- _MATERIAL FOR THIS EXERCISE_
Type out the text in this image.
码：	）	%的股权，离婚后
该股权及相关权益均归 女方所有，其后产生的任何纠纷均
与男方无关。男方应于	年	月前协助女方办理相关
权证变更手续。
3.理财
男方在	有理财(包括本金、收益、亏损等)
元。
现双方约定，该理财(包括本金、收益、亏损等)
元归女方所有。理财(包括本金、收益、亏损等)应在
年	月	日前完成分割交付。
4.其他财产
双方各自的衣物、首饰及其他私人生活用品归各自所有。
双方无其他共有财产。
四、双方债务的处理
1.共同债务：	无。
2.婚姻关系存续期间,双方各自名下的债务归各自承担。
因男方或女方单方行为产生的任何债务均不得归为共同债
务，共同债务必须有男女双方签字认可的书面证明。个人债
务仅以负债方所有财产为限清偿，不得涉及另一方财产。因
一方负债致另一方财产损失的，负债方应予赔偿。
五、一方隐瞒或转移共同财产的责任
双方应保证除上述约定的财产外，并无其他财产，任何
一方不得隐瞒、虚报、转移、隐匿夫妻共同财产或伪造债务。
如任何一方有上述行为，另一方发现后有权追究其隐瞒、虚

- _WHAT IS EXPECTED_
Quote the whole listing above, leaving nothing out.

- _EXERCISE ANSWER_
Type out the text in this image.
码：	）	%的股权，离婚后
该股权及相关权益均归 女方所有，其后产生的任何纠纷均
与男方无关。男方应于	年	月前协助女方办理相关
权证变更手续。
3.理财
男方在	有理财(包括本金、收益、亏损等)
元。
现双方约定，该理财(包括本金、收益、亏损等)
元归女方所有。理财(包括本金、收益、亏损等)应在
年	月	日前完成分割交付。
4.其他财产
双方各自的衣物、首饰及其他私人生活用品归各自所有。
双方无其他共有财产。
四、双方债务的处理
1.共同债务：	无。
2.婚姻关系存续期间,双方各自名下的债务归各自承担。
因男方或女方单方行为产生的任何债务均不得归为共同债
务，共同债务必须有男女双方签字认可的书面证明。个人债
务仅以负债方所有财产为限清偿，不得涉及另一方财产。因
一方负债致另一方财产损失的，负债方应予赔偿。
五、一方隐瞒或转移共同财产的责任
双方应保证除上述约定的财产外，并无其他财产，任何
一方不得隐瞒、虚报、转移、隐匿夫妻共同财产或伪造债务。
如任何一方有上述行为，另一方发现后有权追究其隐瞒、虚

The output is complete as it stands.